▶ Exercise instructions: Return the count of lines that hold the string "الله", with no other words.

▶ Data for processing:

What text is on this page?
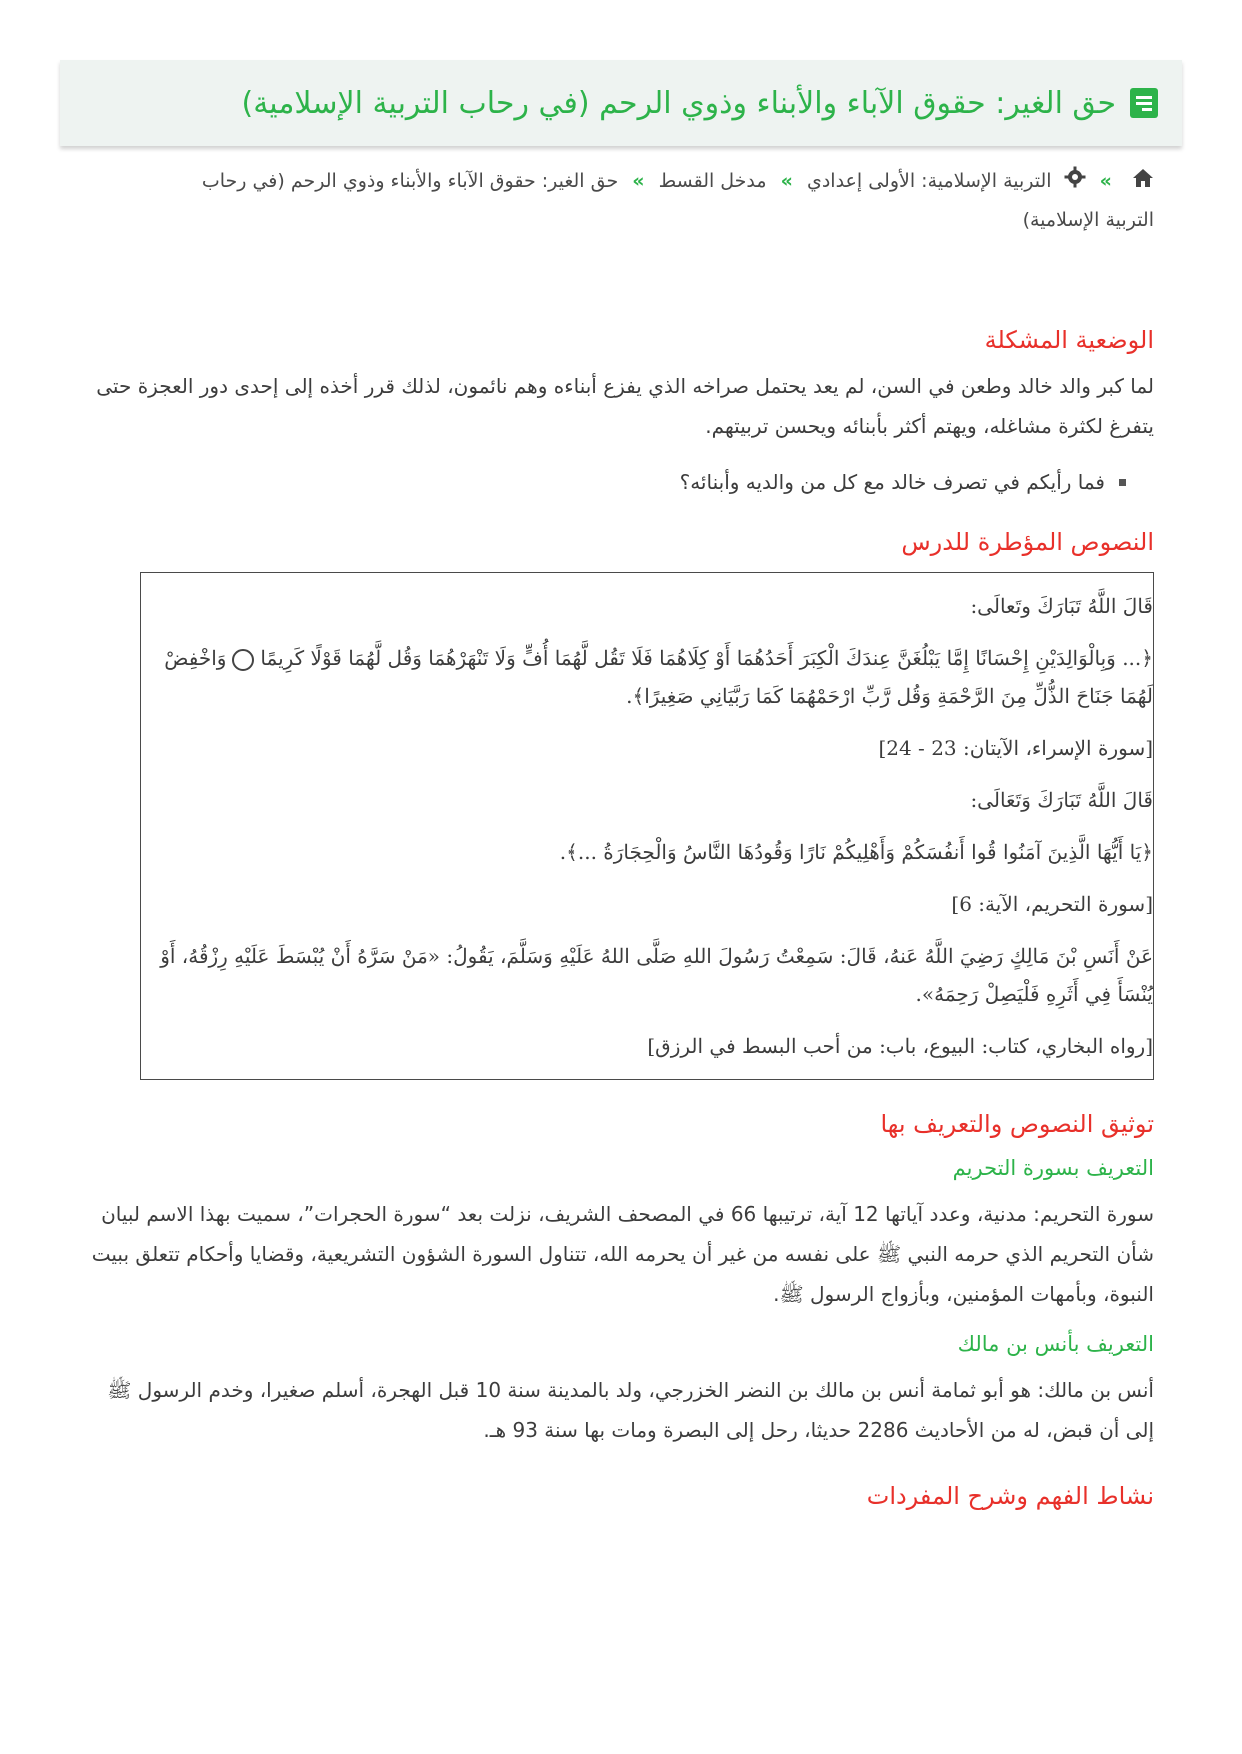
حق الغير: حقوق الآباء والأبناء وذوي الرحم (في رحاب التربية الإسلامية)
»  التربية الإسلامية: الأولى إعدادي » مدخل القسط » حق الغير: حقوق الآباء والأبناء وذوي الرحم (في رحاب التربية الإسلامية)
الوضعية المشكلة

لما كبر والد خالد وطعن في السن، لم يعد يحتمل صراخه الذي يفزع أبناءه وهم نائمون، لذلك قرر أخذه إلى إحدى دور العجزة حتى يتفرغ لكثرة مشاغله، ويهتم أكثر بأبنائه ويحسن تربيتهم.

فما رأيكم في تصرف خالد مع كل من والديه وأبنائه؟
النصوص المؤطرة للدرس

قَالَ اللَّهُ تَبَارَكَ وتَعالَى:

﴿... وَبِالْوَالِدَيْنِ إِحْسَانًا إِمَّا يَبْلُغَنَّ عِندَكَ الْكِبَرَ أَحَدُهُمَا أَوْ كِلَاهُمَا فَلَا تَقُل لَّهُمَا أُفٍّ وَلَا تَنْهَرْهُمَا وَقُل لَّهُمَا قَوْلًا كَرِيمًاوَاخْفِضْ لَهُمَا جَنَاحَ الذُّلِّ مِنَ الرَّحْمَةِ وَقُل رَّبِّ ارْحَمْهُمَا كَمَا رَبَّيَانِي صَغِيرًا﴾.

[سورة الإسراء، الآيتان: 23 - 24]

قَالَ اللَّهُ تَبَارَكَ وَتَعَالَى:

﴿يَا أَيُّهَا الَّذِينَ آمَنُوا قُوا أَنفُسَكُمْ وَأَهْلِيكُمْ نَارًا وَقُودُهَا النَّاسُ وَالْحِجَارَةُ ...﴾.

[سورة التحريم، الآية: 6]

عَنْ أَنَسِ بْنَ مَالِكٍ رَضِيَ اللَّهُ عَنهُ، قَالَ: سَمِعْتُ رَسُولَ اللهِ صَلَّى اللهُ عَلَيْهِ وَسَلَّمَ، يَقُولُ: «مَنْ سَرَّهُ أَنْ يُبْسَطَ عَلَيْهِ رِزْقُهُ، أَوْ يُنْسَأَ فِي أَثَرِهِ فَلْيَصِلْ رَحِمَهُ».

[رواه البخاري، كتاب: البيوع، باب: من أحب البسط في الرزق]

توثيق النصوص والتعريف بها
التعريف بسورة التحريم

سورة التحريم: مدنية، وعدد آياتها 12 آية، ترتيبها 66 في المصحف الشريف، نزلت بعد “سورة الحجرات”، سميت بهذا الاسم لبيان شأن التحريم الذي حرمه النبي ﷺ على نفسه من غير أن يحرمه الله، تتناول السورة الشؤون التشريعية، وقضايا وأحكام تتعلق ببيت النبوة، وبأمهات المؤمنين، وبأزواج الرسول ﷺ.

التعريف بأنس بن مالك

أنس بن مالك: هو أبو ثمامة أنس بن مالك بن النضر الخزرجي، ولد بالمدينة سنة 10 قبل الهجرة، أسلم صغيرا، وخدم الرسول ﷺ إلى أن قبض، له من الأحاديث 2286 حديثا، رحل إلى البصرة ومات بها سنة 93 هـ.

نشاط الفهم وشرح المفردات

▶ Exercise output: 2